Are you able to quote each entry exactly as written?
Start Listed records
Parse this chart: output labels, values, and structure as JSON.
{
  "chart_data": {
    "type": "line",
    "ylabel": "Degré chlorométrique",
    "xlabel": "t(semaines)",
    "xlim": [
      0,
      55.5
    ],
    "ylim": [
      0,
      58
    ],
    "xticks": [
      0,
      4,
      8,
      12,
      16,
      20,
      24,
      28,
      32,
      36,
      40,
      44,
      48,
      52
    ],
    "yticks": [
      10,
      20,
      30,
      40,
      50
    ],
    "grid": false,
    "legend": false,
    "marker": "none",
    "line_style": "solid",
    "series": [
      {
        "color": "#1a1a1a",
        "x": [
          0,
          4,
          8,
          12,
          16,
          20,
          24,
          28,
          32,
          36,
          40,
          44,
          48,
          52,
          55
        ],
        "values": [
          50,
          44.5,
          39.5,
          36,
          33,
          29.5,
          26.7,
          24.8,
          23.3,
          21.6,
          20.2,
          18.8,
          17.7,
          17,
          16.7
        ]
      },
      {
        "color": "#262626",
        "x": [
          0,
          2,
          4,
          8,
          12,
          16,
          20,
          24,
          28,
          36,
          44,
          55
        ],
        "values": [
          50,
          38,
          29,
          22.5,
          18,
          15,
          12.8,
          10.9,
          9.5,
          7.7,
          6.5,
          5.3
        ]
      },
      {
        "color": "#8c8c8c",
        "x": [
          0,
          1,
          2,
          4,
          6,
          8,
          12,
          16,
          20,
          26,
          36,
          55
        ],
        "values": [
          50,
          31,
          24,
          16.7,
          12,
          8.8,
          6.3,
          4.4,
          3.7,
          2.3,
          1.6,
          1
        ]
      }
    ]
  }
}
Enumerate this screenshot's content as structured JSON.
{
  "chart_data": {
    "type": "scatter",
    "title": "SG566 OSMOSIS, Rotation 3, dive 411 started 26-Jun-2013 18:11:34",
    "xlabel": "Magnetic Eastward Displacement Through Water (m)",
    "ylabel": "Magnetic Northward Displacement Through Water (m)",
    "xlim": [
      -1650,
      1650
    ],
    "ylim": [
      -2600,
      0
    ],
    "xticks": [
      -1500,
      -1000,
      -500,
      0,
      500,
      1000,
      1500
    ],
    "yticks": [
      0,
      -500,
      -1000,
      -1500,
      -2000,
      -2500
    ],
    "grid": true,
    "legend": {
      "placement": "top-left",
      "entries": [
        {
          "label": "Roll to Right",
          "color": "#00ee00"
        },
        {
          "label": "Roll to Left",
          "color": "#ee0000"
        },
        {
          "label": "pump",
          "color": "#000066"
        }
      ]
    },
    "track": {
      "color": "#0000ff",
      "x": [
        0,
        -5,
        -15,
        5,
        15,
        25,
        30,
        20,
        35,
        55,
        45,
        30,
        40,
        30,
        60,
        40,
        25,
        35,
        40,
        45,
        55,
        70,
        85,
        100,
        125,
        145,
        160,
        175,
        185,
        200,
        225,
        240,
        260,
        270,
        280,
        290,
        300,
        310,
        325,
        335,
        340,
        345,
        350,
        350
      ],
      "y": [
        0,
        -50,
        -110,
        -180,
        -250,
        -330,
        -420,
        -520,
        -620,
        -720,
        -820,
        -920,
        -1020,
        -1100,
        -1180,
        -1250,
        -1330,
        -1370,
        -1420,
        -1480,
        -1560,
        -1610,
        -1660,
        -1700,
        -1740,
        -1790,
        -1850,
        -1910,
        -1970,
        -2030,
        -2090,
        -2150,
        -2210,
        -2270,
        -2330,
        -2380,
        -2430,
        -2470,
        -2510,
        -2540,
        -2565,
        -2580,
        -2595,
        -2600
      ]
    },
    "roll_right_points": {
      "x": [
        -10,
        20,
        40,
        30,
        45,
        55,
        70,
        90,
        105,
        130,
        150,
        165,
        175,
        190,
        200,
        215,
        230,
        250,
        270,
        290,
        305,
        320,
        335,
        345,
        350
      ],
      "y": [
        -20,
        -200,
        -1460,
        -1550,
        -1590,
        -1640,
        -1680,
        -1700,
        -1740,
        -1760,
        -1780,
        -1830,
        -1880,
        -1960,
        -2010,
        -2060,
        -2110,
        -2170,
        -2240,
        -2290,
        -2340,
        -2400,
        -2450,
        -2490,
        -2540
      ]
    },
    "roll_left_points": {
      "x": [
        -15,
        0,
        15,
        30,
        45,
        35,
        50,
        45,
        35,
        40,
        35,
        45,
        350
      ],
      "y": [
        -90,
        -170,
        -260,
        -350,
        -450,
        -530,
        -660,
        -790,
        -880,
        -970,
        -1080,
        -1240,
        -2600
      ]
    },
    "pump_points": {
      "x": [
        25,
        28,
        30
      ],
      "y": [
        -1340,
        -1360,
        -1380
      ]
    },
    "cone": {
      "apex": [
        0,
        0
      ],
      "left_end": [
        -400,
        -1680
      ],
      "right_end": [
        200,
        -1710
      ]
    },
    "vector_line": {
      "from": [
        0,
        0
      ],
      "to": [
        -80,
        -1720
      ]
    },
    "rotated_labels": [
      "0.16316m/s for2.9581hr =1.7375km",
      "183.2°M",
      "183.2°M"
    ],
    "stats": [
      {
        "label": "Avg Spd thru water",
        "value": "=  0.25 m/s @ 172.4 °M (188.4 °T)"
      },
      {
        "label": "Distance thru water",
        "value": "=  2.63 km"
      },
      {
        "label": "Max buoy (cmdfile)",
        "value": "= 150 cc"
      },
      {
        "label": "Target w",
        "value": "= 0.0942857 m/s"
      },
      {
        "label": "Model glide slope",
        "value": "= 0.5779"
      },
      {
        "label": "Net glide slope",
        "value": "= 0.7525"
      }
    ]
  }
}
End Listed records
= Result =
Parse this chart: output labels, values, and structure as JSON.
{
  "chart_data": {
    "type": "line",
    "ylabel": "Degré chlorométrique",
    "xlabel": "t(semaines)",
    "xlim": [
      0,
      55.5
    ],
    "ylim": [
      0,
      58
    ],
    "xticks": [
      0,
      4,
      8,
      12,
      16,
      20,
      24,
      28,
      32,
      36,
      40,
      44,
      48,
      52
    ],
    "yticks": [
      10,
      20,
      30,
      40,
      50
    ],
    "grid": false,
    "legend": false,
    "marker": "none",
    "line_style": "solid",
    "series": [
      {
        "color": "#1a1a1a",
        "x": [
          0,
          4,
          8,
          12,
          16,
          20,
          24,
          28,
          32,
          36,
          40,
          44,
          48,
          52,
          55
        ],
        "values": [
          50,
          44.5,
          39.5,
          36,
          33,
          29.5,
          26.7,
          24.8,
          23.3,
          21.6,
          20.2,
          18.8,
          17.7,
          17,
          16.7
        ]
      },
      {
        "color": "#262626",
        "x": [
          0,
          2,
          4,
          8,
          12,
          16,
          20,
          24,
          28,
          36,
          44,
          55
        ],
        "values": [
          50,
          38,
          29,
          22.5,
          18,
          15,
          12.8,
          10.9,
          9.5,
          7.7,
          6.5,
          5.3
        ]
      },
      {
        "color": "#8c8c8c",
        "x": [
          0,
          1,
          2,
          4,
          6,
          8,
          12,
          16,
          20,
          26,
          36,
          55
        ],
        "values": [
          50,
          31,
          24,
          16.7,
          12,
          8.8,
          6.3,
          4.4,
          3.7,
          2.3,
          1.6,
          1
        ]
      }
    ]
  }
}
Enumerate this screenshot's content as structured JSON.
{
  "chart_data": {
    "type": "scatter",
    "title": "SG566 OSMOSIS, Rotation 3, dive 411 started 26-Jun-2013 18:11:34",
    "xlabel": "Magnetic Eastward Displacement Through Water (m)",
    "ylabel": "Magnetic Northward Displacement Through Water (m)",
    "xlim": [
      -1650,
      1650
    ],
    "ylim": [
      -2600,
      0
    ],
    "xticks": [
      -1500,
      -1000,
      -500,
      0,
      500,
      1000,
      1500
    ],
    "yticks": [
      0,
      -500,
      -1000,
      -1500,
      -2000,
      -2500
    ],
    "grid": true,
    "legend": {
      "placement": "top-left",
      "entries": [
        {
          "label": "Roll to Right",
          "color": "#00ee00"
        },
        {
          "label": "Roll to Left",
          "color": "#ee0000"
        },
        {
          "label": "pump",
          "color": "#000066"
        }
      ]
    },
    "track": {
      "color": "#0000ff",
      "x": [
        0,
        -5,
        -15,
        5,
        15,
        25,
        30,
        20,
        35,
        55,
        45,
        30,
        40,
        30,
        60,
        40,
        25,
        35,
        40,
        45,
        55,
        70,
        85,
        100,
        125,
        145,
        160,
        175,
        185,
        200,
        225,
        240,
        260,
        270,
        280,
        290,
        300,
        310,
        325,
        335,
        340,
        345,
        350,
        350
      ],
      "y": [
        0,
        -50,
        -110,
        -180,
        -250,
        -330,
        -420,
        -520,
        -620,
        -720,
        -820,
        -920,
        -1020,
        -1100,
        -1180,
        -1250,
        -1330,
        -1370,
        -1420,
        -1480,
        -1560,
        -1610,
        -1660,
        -1700,
        -1740,
        -1790,
        -1850,
        -1910,
        -1970,
        -2030,
        -2090,
        -2150,
        -2210,
        -2270,
        -2330,
        -2380,
        -2430,
        -2470,
        -2510,
        -2540,
        -2565,
        -2580,
        -2595,
        -2600
      ]
    },
    "roll_right_points": {
      "x": [
        -10,
        20,
        40,
        30,
        45,
        55,
        70,
        90,
        105,
        130,
        150,
        165,
        175,
        190,
        200,
        215,
        230,
        250,
        270,
        290,
        305,
        320,
        335,
        345,
        350
      ],
      "y": [
        -20,
        -200,
        -1460,
        -1550,
        -1590,
        -1640,
        -1680,
        -1700,
        -1740,
        -1760,
        -1780,
        -1830,
        -1880,
        -1960,
        -2010,
        -2060,
        -2110,
        -2170,
        -2240,
        -2290,
        -2340,
        -2400,
        -2450,
        -2490,
        -2540
      ]
    },
    "roll_left_points": {
      "x": [
        -15,
        0,
        15,
        30,
        45,
        35,
        50,
        45,
        35,
        40,
        35,
        45,
        350
      ],
      "y": [
        -90,
        -170,
        -260,
        -350,
        -450,
        -530,
        -660,
        -790,
        -880,
        -970,
        -1080,
        -1240,
        -2600
      ]
    },
    "pump_points": {
      "x": [
        25,
        28,
        30
      ],
      "y": [
        -1340,
        -1360,
        -1380
      ]
    },
    "cone": {
      "apex": [
        0,
        0
      ],
      "left_end": [
        -400,
        -1680
      ],
      "right_end": [
        200,
        -1710
      ]
    },
    "vector_line": {
      "from": [
        0,
        0
      ],
      "to": [
        -80,
        -1720
      ]
    },
    "rotated_labels": [
      "0.16316m/s for2.9581hr =1.7375km",
      "183.2°M",
      "183.2°M"
    ],
    "stats": [
      {
        "label": "Avg Spd thru water",
        "value": "=  0.25 m/s @ 172.4 °M (188.4 °T)"
      },
      {
        "label": "Distance thru water",
        "value": "=  2.63 km"
      },
      {
        "label": "Max buoy (cmdfile)",
        "value": "= 150 cc"
      },
      {
        "label": "Target w",
        "value": "= 0.0942857 m/s"
      },
      {
        "label": "Model glide slope",
        "value": "= 0.5779"
      },
      {
        "label": "Net glide slope",
        "value": "= 0.7525"
      }
    ]
  }
}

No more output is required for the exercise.